__Problem to work on__:
Extract the stretch of the records from the start through the line containing "y-axis-label: Intracellular pH", both ends included, and reproduce those lines verbatim.

::::

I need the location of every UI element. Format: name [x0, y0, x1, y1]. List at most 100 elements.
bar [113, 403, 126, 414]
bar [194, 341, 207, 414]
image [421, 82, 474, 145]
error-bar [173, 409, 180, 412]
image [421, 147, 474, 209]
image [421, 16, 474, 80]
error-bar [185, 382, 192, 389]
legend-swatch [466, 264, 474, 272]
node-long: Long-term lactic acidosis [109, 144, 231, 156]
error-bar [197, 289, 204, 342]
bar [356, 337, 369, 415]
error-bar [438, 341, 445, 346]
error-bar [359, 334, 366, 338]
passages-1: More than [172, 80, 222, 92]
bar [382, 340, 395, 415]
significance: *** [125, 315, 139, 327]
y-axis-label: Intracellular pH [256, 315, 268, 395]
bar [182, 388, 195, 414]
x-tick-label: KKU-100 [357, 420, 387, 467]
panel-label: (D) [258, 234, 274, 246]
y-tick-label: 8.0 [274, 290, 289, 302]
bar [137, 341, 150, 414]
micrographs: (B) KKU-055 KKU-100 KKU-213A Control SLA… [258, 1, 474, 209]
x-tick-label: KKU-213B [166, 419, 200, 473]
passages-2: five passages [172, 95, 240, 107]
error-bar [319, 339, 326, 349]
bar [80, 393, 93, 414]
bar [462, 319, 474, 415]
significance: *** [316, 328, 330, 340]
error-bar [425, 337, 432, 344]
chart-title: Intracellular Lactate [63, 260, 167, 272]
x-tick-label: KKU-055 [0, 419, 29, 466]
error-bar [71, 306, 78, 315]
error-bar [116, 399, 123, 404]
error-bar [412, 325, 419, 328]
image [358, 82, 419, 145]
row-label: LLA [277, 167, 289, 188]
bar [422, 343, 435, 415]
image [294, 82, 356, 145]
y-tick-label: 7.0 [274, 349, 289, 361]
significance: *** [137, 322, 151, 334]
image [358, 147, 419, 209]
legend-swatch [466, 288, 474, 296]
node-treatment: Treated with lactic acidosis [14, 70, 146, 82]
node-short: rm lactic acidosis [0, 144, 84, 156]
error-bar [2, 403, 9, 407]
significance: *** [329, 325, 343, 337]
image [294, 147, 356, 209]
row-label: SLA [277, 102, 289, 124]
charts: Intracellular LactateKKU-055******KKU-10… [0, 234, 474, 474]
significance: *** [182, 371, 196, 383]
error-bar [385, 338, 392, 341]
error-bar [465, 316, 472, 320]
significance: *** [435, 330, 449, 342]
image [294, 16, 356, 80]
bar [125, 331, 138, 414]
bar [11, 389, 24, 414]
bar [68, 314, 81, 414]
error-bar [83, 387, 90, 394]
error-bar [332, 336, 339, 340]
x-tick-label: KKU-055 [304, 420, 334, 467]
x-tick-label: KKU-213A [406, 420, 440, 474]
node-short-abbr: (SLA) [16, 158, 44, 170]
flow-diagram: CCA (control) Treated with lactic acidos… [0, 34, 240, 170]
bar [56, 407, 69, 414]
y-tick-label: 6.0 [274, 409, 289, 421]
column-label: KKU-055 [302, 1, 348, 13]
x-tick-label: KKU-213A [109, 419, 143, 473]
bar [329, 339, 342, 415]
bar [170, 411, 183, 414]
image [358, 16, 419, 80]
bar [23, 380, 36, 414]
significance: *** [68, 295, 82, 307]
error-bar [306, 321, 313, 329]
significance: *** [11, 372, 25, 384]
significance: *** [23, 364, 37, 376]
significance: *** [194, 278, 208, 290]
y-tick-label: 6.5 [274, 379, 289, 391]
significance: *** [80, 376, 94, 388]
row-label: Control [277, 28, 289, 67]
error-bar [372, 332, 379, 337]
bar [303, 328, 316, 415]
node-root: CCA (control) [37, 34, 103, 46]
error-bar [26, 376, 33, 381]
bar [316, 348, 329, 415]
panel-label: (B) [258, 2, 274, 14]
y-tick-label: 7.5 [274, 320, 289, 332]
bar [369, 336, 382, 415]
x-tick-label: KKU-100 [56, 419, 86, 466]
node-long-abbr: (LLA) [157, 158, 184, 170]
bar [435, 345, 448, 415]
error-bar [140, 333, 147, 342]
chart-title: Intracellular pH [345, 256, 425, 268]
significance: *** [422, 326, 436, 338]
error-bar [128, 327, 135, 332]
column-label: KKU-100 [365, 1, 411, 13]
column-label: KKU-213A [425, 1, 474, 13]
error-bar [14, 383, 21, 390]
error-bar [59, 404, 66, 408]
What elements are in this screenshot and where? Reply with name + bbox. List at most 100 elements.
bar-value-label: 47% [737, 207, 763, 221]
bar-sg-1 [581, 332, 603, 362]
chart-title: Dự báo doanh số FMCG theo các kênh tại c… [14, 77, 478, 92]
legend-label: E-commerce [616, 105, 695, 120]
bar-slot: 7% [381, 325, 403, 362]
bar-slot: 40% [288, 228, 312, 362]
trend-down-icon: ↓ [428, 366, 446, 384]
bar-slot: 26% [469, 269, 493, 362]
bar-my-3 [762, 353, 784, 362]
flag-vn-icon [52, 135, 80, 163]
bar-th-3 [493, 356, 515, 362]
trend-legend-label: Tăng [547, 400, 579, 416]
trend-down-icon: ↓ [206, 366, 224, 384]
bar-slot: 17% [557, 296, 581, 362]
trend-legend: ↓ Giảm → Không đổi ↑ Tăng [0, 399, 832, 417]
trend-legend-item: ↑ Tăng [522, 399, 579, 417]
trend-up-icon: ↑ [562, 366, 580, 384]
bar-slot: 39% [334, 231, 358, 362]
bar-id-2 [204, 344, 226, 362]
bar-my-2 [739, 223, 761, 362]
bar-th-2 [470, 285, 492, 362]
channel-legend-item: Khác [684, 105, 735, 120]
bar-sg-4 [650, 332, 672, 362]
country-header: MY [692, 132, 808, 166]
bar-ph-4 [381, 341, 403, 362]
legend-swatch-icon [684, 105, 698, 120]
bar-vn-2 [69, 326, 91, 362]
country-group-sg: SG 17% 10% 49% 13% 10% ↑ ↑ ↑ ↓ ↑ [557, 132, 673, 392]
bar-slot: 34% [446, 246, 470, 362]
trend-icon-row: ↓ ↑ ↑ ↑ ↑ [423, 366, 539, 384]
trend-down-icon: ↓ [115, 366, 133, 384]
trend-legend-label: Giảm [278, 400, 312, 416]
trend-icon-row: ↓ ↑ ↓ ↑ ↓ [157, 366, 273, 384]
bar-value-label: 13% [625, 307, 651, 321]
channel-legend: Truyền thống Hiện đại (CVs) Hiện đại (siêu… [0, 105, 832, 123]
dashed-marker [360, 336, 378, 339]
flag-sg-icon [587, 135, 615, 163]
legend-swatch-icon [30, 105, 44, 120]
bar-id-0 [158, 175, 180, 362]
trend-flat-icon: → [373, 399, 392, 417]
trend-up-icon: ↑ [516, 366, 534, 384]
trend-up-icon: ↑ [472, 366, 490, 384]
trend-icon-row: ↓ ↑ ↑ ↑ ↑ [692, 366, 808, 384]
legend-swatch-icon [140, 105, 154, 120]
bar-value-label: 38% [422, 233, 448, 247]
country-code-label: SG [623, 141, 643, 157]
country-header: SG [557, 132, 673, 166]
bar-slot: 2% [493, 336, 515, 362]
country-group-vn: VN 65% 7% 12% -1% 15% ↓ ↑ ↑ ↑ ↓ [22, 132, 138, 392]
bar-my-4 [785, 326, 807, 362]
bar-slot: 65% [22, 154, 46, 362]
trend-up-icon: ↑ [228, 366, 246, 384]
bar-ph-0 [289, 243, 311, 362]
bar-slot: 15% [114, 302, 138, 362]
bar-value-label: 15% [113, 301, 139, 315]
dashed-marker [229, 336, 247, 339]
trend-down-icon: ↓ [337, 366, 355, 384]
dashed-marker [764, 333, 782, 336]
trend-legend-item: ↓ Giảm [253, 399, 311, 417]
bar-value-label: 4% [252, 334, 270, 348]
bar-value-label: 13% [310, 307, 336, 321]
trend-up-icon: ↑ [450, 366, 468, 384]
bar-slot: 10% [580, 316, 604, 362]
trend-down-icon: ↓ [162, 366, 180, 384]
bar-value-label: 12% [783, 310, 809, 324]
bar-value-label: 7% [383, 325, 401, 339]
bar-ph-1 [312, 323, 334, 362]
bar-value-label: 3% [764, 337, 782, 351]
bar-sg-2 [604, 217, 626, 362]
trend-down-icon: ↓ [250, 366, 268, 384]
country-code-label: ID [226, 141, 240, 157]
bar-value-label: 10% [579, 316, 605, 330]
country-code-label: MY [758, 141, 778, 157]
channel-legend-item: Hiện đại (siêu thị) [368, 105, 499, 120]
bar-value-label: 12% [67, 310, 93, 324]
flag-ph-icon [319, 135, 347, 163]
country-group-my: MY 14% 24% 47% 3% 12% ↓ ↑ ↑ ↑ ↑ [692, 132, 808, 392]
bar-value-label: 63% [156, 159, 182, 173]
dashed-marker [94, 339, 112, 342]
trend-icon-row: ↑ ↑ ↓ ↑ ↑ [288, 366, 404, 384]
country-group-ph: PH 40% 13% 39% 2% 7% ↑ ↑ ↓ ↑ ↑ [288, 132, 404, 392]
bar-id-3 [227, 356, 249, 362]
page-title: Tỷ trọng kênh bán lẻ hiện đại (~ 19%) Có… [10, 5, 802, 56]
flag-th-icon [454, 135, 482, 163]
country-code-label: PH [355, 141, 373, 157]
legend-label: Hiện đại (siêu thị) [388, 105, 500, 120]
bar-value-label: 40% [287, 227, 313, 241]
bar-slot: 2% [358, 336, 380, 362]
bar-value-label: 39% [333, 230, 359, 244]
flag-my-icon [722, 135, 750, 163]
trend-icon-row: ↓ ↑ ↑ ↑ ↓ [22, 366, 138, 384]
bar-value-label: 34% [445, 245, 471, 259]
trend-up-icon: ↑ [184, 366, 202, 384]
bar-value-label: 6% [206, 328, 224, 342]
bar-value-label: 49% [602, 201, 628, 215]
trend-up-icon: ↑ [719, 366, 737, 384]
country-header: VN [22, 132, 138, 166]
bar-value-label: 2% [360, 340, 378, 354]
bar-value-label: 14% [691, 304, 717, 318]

::::

__Solution for this problem__:
I need the location of every UI element. Format: name [x0, y0, x1, y1]. List at most 100 elements.
bar [113, 403, 126, 414]
bar [194, 341, 207, 414]
image [421, 82, 474, 145]
error-bar [173, 409, 180, 412]
image [421, 147, 474, 209]
image [421, 16, 474, 80]
error-bar [185, 382, 192, 389]
legend-swatch [466, 264, 474, 272]
node-long: Long-term lactic acidosis [109, 144, 231, 156]
error-bar [197, 289, 204, 342]
bar [356, 337, 369, 415]
error-bar [438, 341, 445, 346]
error-bar [359, 334, 366, 338]
passages-1: More than [172, 80, 222, 92]
bar [382, 340, 395, 415]
significance: *** [125, 315, 139, 327]
y-axis-label: Intracellular pH [256, 315, 268, 395]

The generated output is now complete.